EXERCISE DIRECTIONS: How many lines of these entries include the string "text"? State the number alone.

┄┄┄┄┄┄┄┄┄┄┄┄┄┄┄┄┄┄┄┄

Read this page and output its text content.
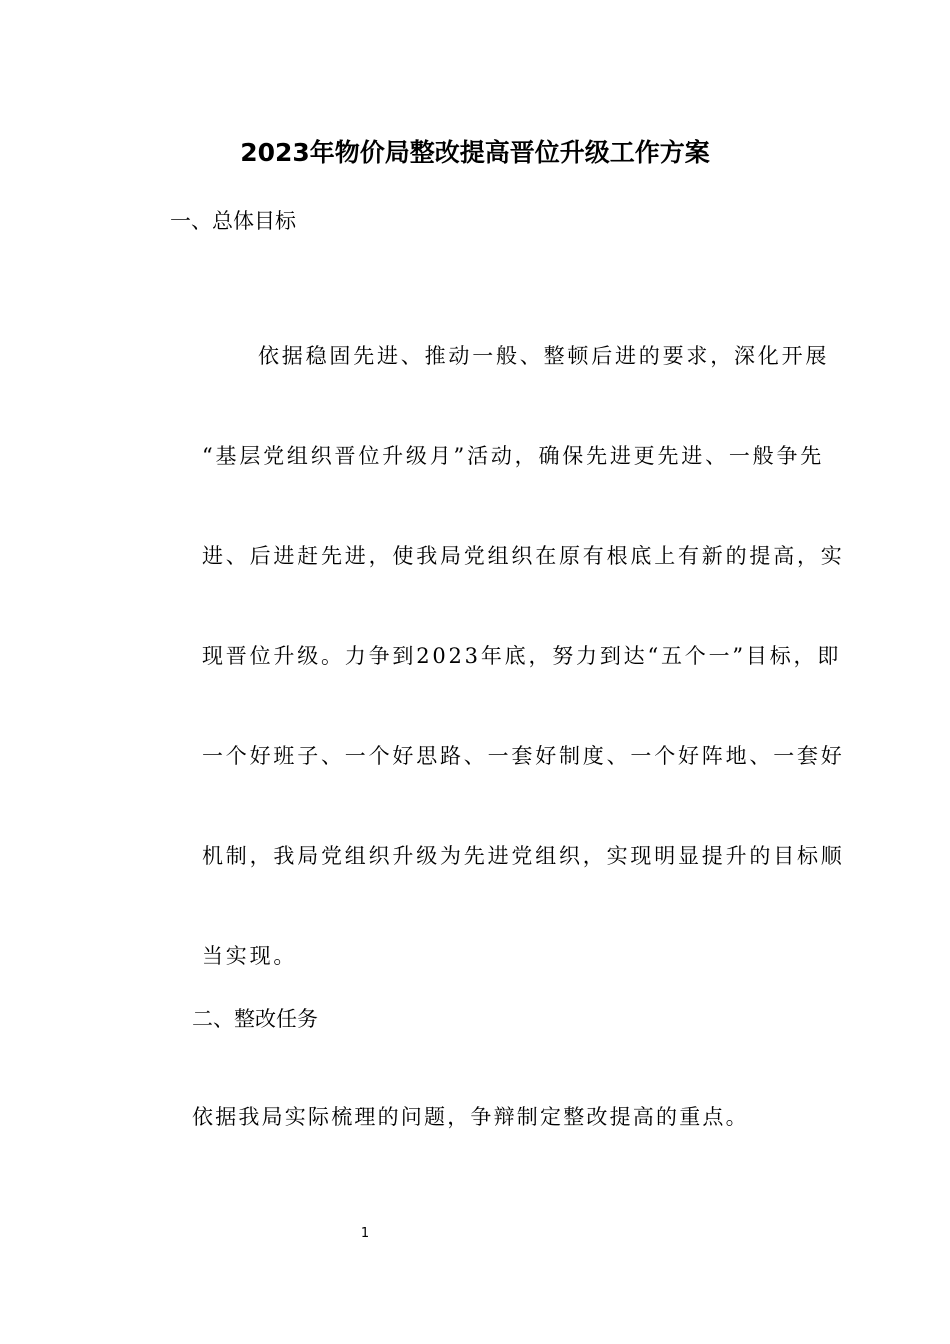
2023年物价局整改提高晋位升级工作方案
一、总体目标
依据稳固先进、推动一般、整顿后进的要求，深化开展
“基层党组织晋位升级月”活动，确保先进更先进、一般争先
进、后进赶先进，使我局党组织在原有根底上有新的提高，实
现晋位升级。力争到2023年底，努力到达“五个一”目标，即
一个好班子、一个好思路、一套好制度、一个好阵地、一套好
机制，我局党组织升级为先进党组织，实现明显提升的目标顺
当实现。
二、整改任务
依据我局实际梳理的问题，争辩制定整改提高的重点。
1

┄┄┄┄┄┄┄┄┄┄┄┄┄┄┄┄┄┄┄┄

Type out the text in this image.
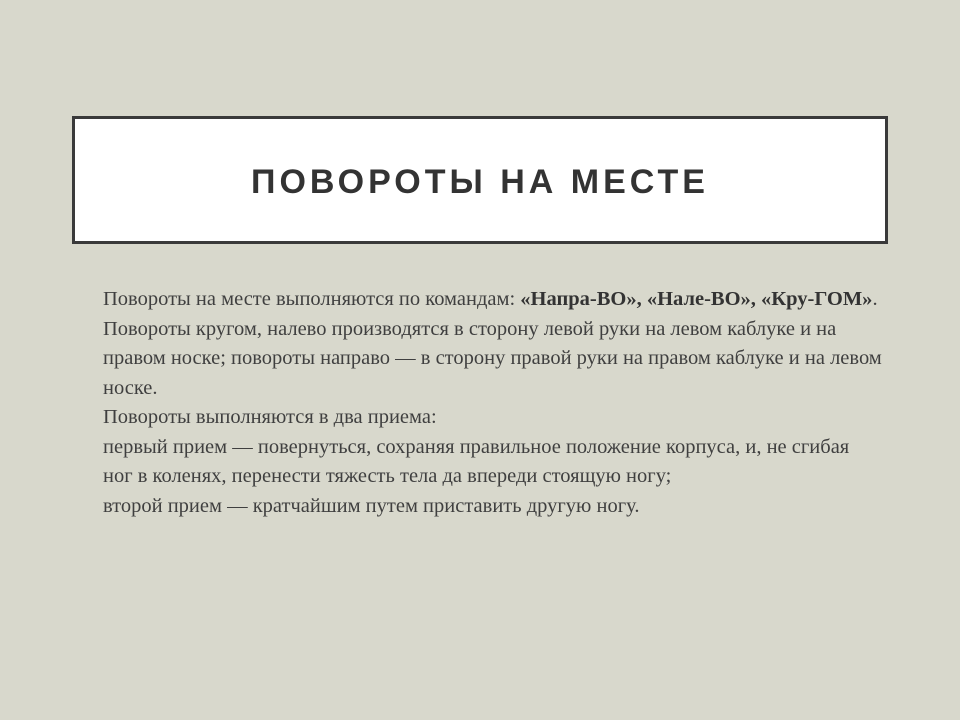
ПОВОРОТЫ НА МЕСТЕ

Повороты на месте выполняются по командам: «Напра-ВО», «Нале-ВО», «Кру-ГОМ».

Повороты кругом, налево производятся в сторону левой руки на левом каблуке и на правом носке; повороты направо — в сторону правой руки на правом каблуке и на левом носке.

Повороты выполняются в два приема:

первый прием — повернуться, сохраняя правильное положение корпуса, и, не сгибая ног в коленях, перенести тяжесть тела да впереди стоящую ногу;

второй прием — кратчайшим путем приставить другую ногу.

┄┄┄┄┄┄┄┄┄┄┄┄┄┄┄┄┄┄┄┄

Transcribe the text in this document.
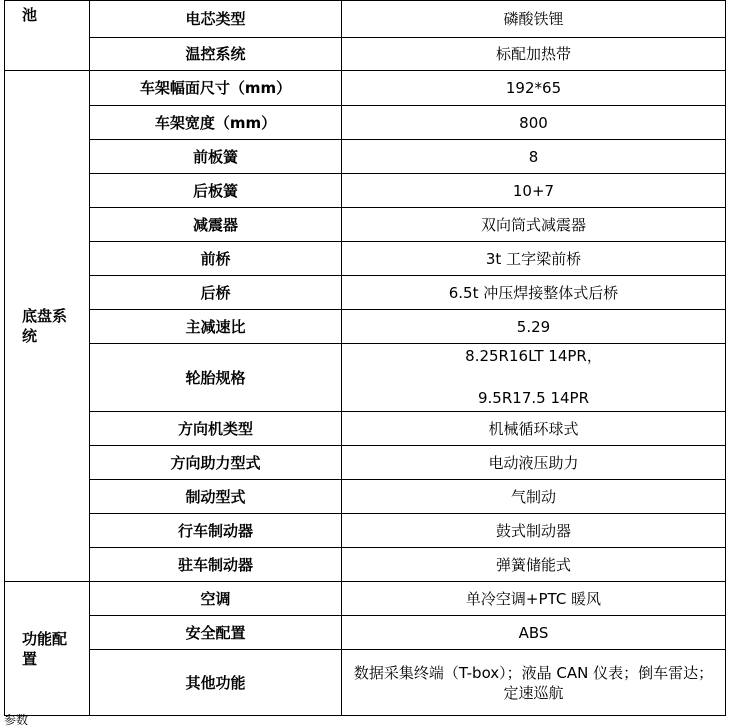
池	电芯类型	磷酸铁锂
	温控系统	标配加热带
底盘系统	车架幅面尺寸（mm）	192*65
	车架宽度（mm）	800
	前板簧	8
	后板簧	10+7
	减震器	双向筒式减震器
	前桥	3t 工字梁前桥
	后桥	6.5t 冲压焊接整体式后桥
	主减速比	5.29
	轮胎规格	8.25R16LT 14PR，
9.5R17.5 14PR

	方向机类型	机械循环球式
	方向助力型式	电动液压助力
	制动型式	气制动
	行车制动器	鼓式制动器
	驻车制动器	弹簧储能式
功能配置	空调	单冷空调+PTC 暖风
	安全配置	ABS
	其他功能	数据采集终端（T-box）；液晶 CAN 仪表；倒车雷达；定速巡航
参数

┄┄┄┄┄┄┄┄┄┄┄┄┄┄┄┄┄┄┄┄

PROBLEM SOLUTION: 3